**GIVEN TEXT:**

## BEGIN

I did not test demand before committing resources. I assumed demand existed because the topic was relevant and the workshop was well-designed. Neither of those things guarantees that people will register, clear their calendars, and show up.

The LOFT1080 Demand Test was born from that empty room. It is a structured method for testing whether people will actually commit to an event or workshop before you spend a single euro on production.

What LOFT1080 Stands For

L — Landing page O — Offer description F — Financial threshold T — Time constraint

1080 — The test runs for 10 days with an 80% commitment threshold.

The name is a system label, not a brand. It describes what you do and how long you do it.

The Test: Step by Step

Step 1: Build a Simple Landing Page (L)

Not a beautiful page. A functional page. One page with:

  • Headline: What the workshop or event delivers, stated as an outcome. Not “Marketing Workshop” but “Build Your First Marketing System in One Day.”
  • Three bullet points: What specifically the attendee will walk away with.
  • Date and time: Specific. “Spring 2027” is not a date. “Saturday, March 15, 2027, 9:00-17:00” is a date.

## END

**TASKS FOR THIS EXERCISE:**
1. Repeat the stretch of the LOFT1080 text from "L — Landing" through "Landing Page (L)".
2. Carry on the LOFT1080 text from its last line onward.
The records are not needed for any part of this work.

**ENTRIES SUPPLIED:**
## BEGIN

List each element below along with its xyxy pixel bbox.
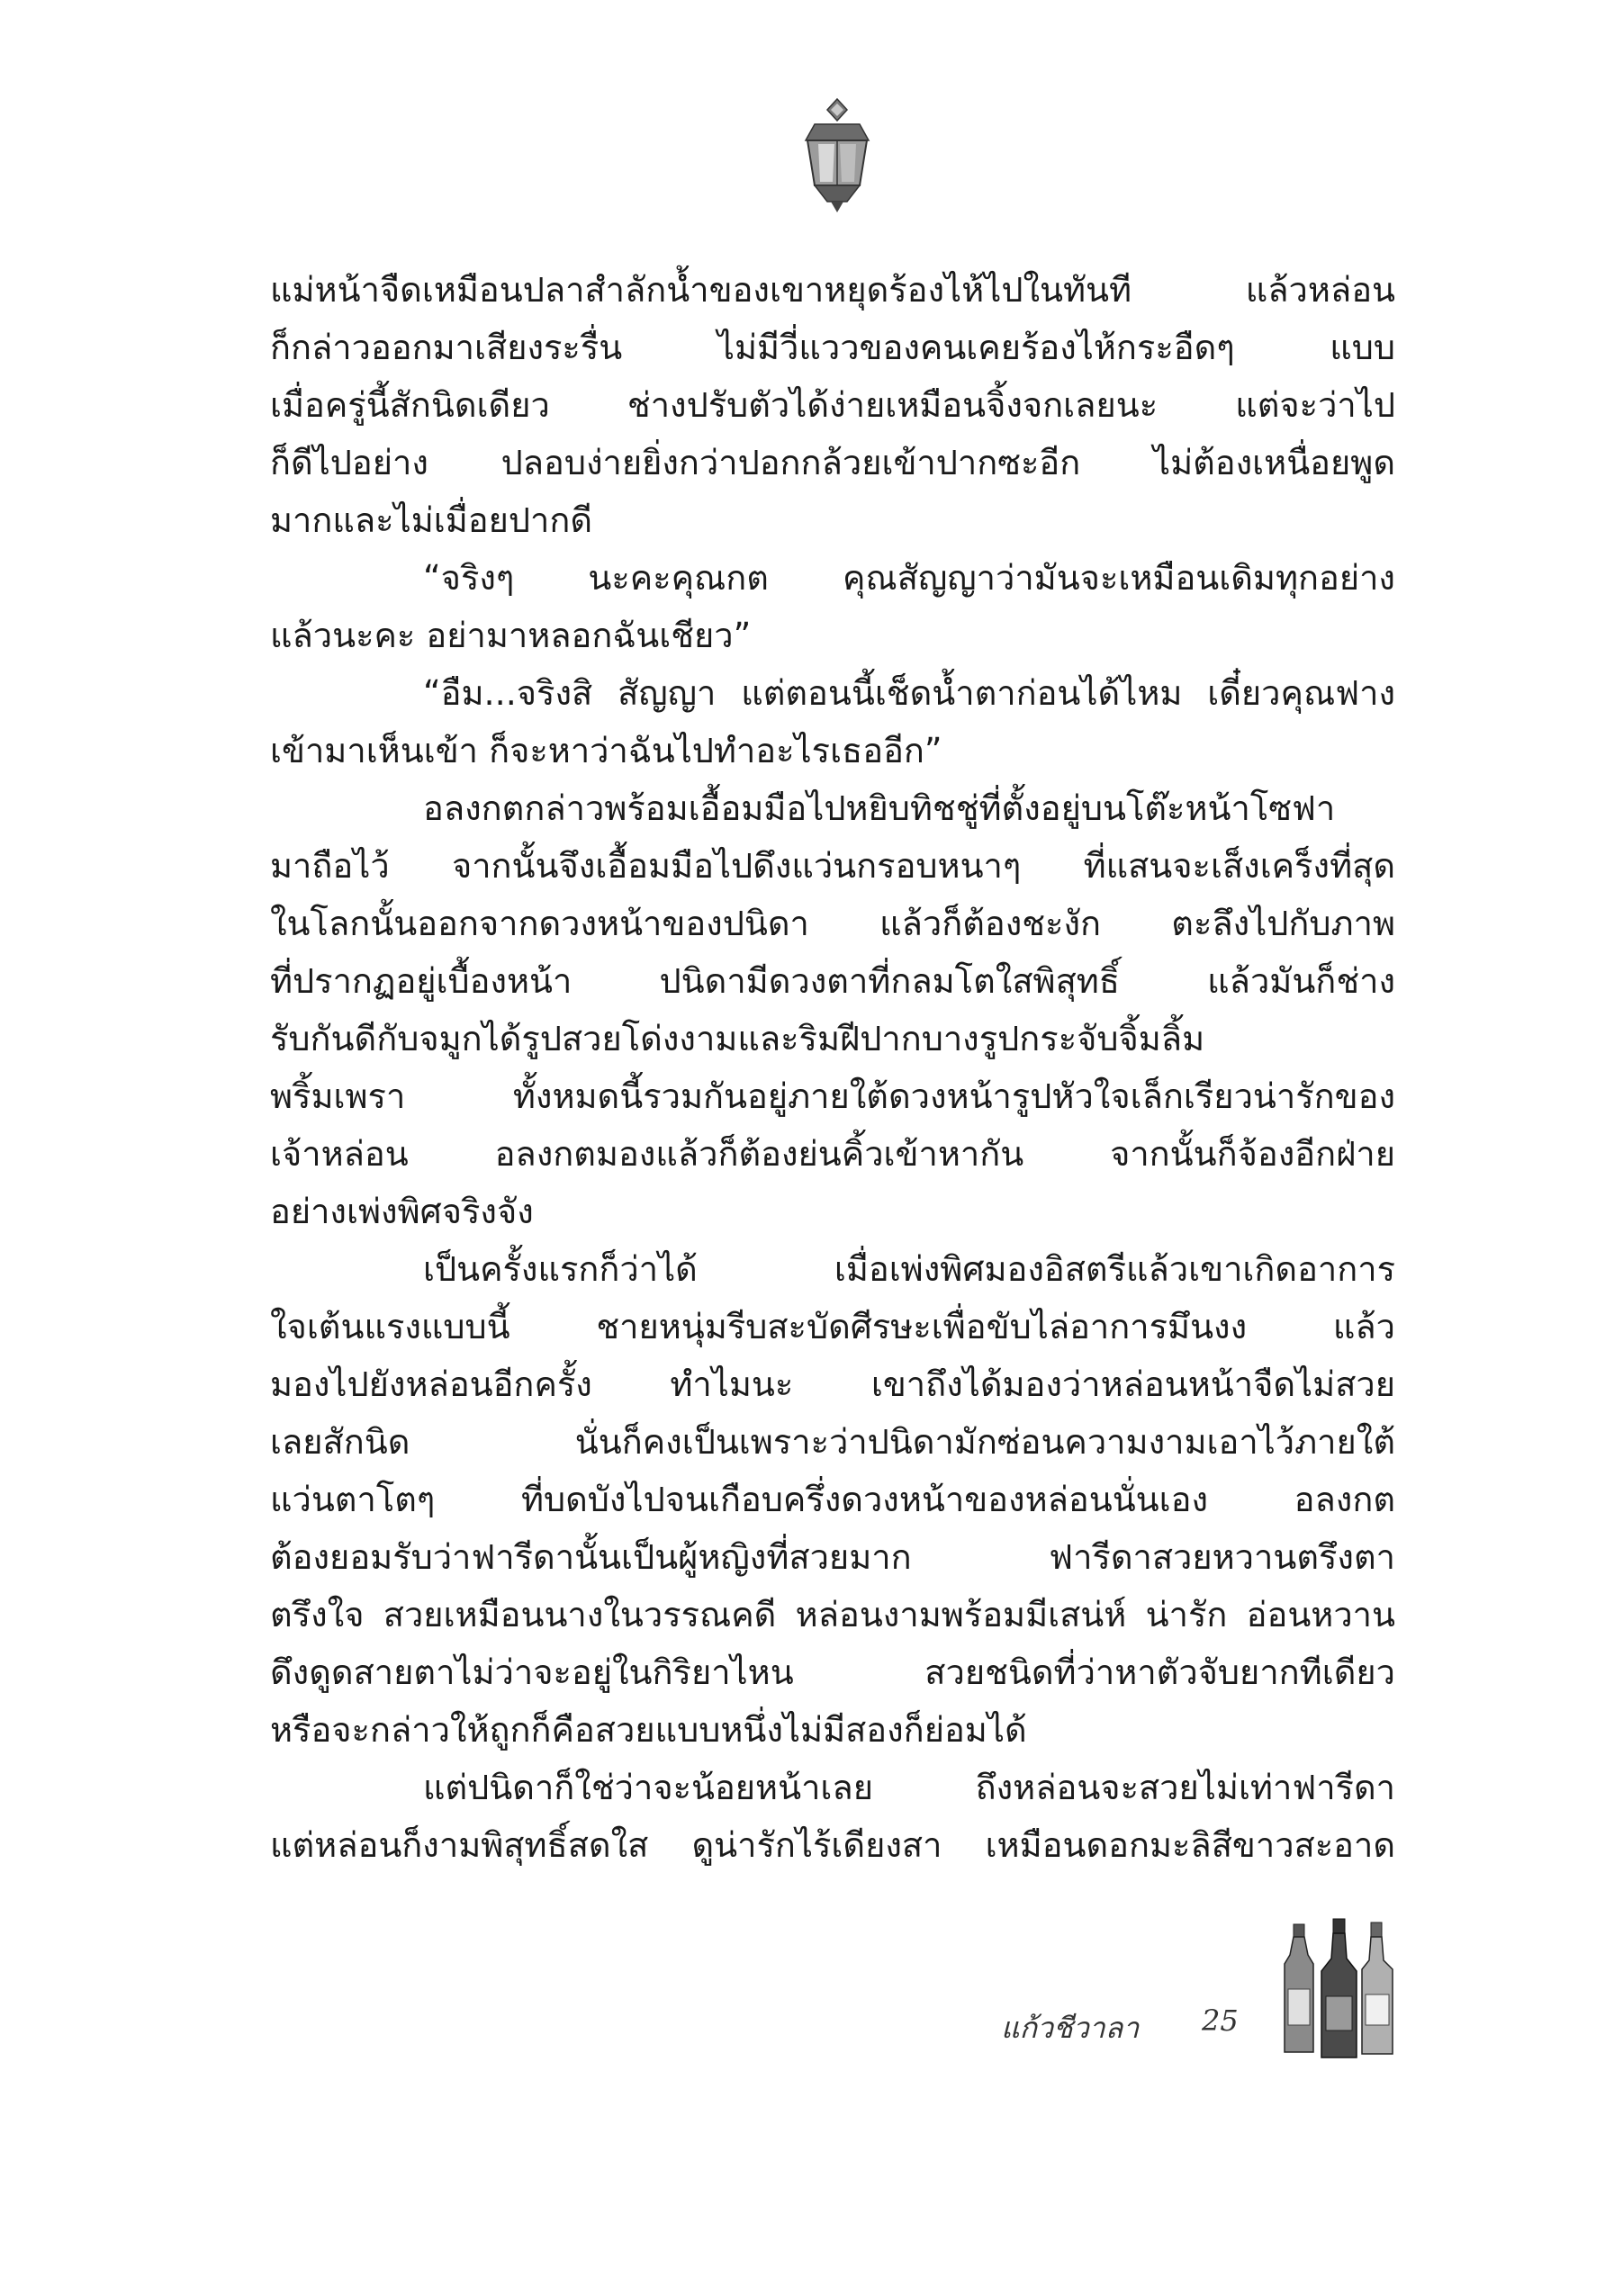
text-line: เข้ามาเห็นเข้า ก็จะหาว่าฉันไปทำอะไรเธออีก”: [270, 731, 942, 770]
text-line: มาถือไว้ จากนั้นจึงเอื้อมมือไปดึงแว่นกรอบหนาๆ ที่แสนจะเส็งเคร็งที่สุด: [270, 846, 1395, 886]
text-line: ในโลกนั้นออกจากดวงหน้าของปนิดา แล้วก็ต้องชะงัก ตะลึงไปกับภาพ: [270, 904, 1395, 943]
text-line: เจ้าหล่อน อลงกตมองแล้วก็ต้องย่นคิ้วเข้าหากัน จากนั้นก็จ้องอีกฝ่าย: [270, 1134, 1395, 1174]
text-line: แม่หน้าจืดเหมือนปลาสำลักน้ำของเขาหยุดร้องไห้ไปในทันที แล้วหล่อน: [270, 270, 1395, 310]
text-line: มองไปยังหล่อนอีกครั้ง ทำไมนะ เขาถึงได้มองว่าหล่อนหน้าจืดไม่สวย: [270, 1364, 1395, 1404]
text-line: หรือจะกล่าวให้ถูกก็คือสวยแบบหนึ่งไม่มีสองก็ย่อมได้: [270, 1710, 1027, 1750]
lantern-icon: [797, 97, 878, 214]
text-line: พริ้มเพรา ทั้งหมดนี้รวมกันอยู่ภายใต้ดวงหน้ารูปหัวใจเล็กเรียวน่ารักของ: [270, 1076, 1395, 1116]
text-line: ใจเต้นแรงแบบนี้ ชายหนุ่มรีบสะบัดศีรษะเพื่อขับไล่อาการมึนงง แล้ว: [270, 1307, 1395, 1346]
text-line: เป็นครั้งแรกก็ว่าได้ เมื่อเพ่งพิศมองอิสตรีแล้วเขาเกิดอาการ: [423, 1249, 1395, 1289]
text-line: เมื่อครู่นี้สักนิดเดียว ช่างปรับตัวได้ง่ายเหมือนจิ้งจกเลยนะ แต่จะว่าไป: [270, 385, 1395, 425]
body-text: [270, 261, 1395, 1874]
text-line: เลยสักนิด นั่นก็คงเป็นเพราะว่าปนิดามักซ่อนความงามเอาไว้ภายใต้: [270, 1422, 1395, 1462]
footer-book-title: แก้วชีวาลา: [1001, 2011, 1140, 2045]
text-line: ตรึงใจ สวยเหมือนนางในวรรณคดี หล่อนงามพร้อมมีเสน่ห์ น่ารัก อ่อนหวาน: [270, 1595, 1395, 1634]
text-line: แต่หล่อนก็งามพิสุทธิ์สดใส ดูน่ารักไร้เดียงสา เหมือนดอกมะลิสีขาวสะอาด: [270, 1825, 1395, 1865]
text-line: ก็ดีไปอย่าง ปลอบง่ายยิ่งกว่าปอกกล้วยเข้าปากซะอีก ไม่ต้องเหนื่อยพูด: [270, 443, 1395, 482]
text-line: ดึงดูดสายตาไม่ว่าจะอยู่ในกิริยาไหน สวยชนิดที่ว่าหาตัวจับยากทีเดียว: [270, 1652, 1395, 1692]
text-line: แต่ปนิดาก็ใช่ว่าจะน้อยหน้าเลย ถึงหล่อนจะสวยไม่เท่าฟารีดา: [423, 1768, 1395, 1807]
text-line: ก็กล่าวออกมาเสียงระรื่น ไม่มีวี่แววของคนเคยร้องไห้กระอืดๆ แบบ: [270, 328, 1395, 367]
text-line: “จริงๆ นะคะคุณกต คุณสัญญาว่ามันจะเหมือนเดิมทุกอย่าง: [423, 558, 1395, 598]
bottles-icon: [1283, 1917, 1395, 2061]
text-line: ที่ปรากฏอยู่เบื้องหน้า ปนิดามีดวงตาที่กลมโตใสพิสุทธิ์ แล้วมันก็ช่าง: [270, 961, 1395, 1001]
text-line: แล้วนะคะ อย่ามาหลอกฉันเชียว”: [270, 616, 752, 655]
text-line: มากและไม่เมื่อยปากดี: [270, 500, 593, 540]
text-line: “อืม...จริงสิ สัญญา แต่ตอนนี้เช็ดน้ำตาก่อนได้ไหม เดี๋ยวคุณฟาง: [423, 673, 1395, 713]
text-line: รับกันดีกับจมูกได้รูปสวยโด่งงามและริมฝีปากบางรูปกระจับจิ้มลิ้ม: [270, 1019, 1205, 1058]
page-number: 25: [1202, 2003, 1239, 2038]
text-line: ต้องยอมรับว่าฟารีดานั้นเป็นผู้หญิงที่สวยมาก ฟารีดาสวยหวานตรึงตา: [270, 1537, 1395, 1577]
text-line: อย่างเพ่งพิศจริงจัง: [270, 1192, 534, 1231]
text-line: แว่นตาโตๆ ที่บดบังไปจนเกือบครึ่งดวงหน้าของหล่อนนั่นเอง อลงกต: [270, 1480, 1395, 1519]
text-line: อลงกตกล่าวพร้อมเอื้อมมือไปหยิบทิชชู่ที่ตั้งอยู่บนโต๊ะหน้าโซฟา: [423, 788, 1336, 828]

## END
## BEGIN

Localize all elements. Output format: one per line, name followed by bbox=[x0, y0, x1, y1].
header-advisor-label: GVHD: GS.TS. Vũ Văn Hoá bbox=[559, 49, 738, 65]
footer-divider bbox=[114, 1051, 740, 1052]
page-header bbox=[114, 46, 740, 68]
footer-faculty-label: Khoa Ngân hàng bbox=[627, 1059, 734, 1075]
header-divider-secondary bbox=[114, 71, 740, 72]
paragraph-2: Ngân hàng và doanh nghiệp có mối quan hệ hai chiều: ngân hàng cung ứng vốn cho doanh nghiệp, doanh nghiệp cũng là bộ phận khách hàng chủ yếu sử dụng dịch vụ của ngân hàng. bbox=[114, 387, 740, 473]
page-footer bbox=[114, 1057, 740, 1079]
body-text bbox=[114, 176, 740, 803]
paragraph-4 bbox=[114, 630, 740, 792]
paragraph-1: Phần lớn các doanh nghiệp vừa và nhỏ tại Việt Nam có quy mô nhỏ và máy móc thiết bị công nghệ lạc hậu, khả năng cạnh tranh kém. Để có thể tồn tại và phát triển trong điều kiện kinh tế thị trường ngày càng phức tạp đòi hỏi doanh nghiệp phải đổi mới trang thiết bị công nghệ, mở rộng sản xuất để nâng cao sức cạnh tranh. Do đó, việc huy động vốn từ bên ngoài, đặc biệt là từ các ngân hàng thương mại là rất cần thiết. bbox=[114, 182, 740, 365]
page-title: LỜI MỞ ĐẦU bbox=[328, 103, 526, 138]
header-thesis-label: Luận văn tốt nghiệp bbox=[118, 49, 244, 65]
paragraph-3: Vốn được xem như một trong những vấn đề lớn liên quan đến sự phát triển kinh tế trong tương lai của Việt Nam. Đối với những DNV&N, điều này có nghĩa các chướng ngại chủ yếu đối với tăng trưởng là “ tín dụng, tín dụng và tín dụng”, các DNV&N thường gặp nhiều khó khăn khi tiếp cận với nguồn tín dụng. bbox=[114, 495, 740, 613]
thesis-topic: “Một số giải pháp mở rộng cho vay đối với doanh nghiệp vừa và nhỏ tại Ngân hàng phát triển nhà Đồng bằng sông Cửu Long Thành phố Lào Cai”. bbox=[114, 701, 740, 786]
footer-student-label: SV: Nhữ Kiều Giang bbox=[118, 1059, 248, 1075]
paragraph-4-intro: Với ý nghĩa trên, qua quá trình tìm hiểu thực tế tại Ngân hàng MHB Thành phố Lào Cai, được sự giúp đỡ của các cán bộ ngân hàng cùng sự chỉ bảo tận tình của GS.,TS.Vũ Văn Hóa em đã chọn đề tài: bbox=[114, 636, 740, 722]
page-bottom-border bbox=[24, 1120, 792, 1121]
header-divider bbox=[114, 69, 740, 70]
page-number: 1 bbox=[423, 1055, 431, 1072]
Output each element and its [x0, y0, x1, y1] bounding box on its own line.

## END
## BEGIN

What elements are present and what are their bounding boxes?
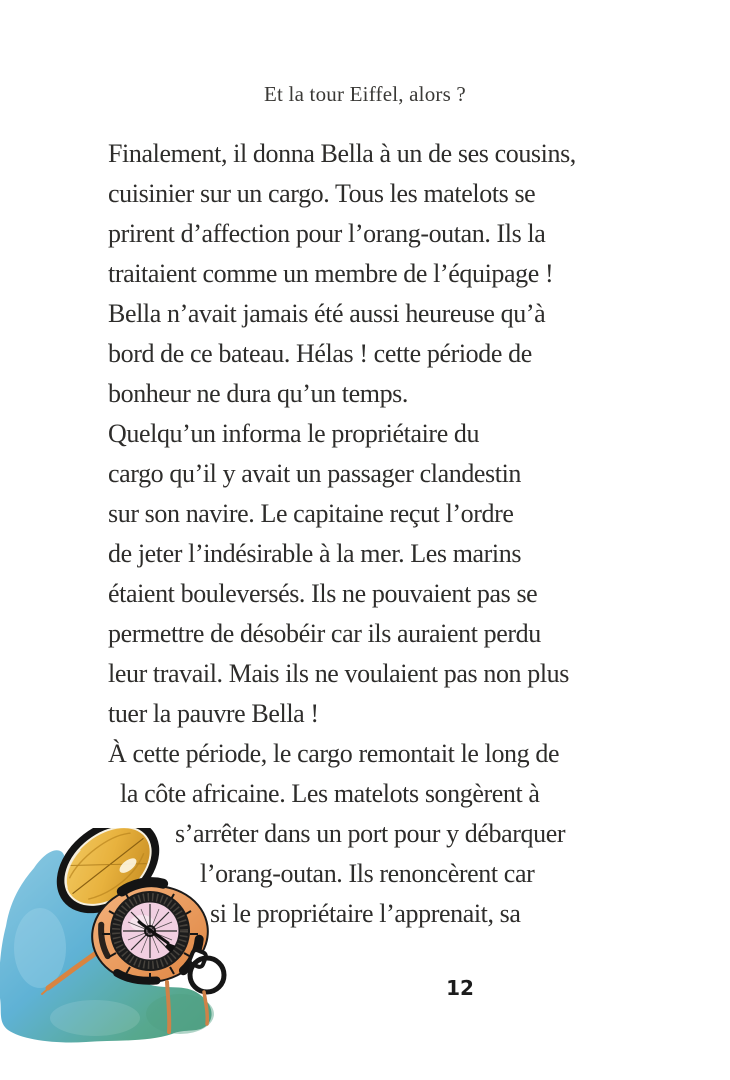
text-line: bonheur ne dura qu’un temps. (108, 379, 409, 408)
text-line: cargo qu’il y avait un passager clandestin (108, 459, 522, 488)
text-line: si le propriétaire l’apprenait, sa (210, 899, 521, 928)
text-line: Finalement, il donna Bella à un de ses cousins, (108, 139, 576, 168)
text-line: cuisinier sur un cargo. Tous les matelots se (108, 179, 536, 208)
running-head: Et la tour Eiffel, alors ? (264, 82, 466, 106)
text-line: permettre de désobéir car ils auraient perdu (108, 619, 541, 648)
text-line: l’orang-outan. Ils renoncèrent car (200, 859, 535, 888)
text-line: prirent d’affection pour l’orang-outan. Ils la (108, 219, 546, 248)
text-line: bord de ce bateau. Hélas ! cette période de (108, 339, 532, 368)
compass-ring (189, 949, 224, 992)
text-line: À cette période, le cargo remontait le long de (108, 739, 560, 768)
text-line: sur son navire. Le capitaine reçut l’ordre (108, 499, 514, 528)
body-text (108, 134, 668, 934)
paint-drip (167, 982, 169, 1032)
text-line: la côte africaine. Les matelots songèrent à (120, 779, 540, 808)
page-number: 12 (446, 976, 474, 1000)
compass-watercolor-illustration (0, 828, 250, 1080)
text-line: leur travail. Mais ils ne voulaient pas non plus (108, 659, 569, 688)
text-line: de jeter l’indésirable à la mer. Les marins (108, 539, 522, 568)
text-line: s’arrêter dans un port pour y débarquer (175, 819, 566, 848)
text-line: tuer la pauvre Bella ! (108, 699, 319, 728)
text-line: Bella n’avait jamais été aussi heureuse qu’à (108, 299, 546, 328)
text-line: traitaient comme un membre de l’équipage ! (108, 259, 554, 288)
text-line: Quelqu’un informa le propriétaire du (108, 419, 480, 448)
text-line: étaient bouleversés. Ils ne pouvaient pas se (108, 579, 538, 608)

## END

**RESPONSE LIST:**
1.
L — Landing page O — Offer description F — Financial threshold T — Time constraint

1080 — The test runs for 10 days with an 80% commitment threshold.

The name is a system label, not a brand. It describes what you do and how long you do it.

The Test: Step by Step

Step 1: Build a Simple Landing Page (L)

2.
  • Price: Real price. Not “early bird” or “coming soon.” The actual price you plan to charge.
  • Registration button: Connected to a payment processor or deposit collection system.

The page can be a single Notion page, a Google Form, or a simple landing page tool. The format does not matter. The content does.

Step 2: Write the Offer Description (O)

The offer description must answer three questions in plain language:

  1. What problem does this event solve? (“You have been trying to figure out marketing for months and nothing is working.”)
  2. What will you be able to do after attending? (“You will leave with a complete marketing system you can run in two hours per week.”)
  3. Why is this format better than a course, book, or blog post? (“Because you will build it live, get feedback in real time, and leave with a system customized to your business.”)

Keep it under 300 words. If you cannot describe the value in 300 words, the offer is not clear enough in your own mind yet.

Connect the problem to your audience’s reality. If you have an ideal customer profile, the language in the offer description should mirror the language your ICP uses to describe their problem.

Step 3: Set the Financial Threshold (F)

Before you launch the test, define the minimum number of registrations required for the event to happen. This number should cover your costs and produce a reasonable margin.

Calculate:

  • Fixed costs: Venue, materials, catering, technology, travel
  • Variable costs per attendee: Printed materials, meals, supplies
  • Your time cost: What is your time worth for the preparation and delivery?
  • Minimum viable revenue: Fixed costs + (variable costs x expected attendees) + time cost

Divide the minimum viable revenue by the ticket price. That is your threshold.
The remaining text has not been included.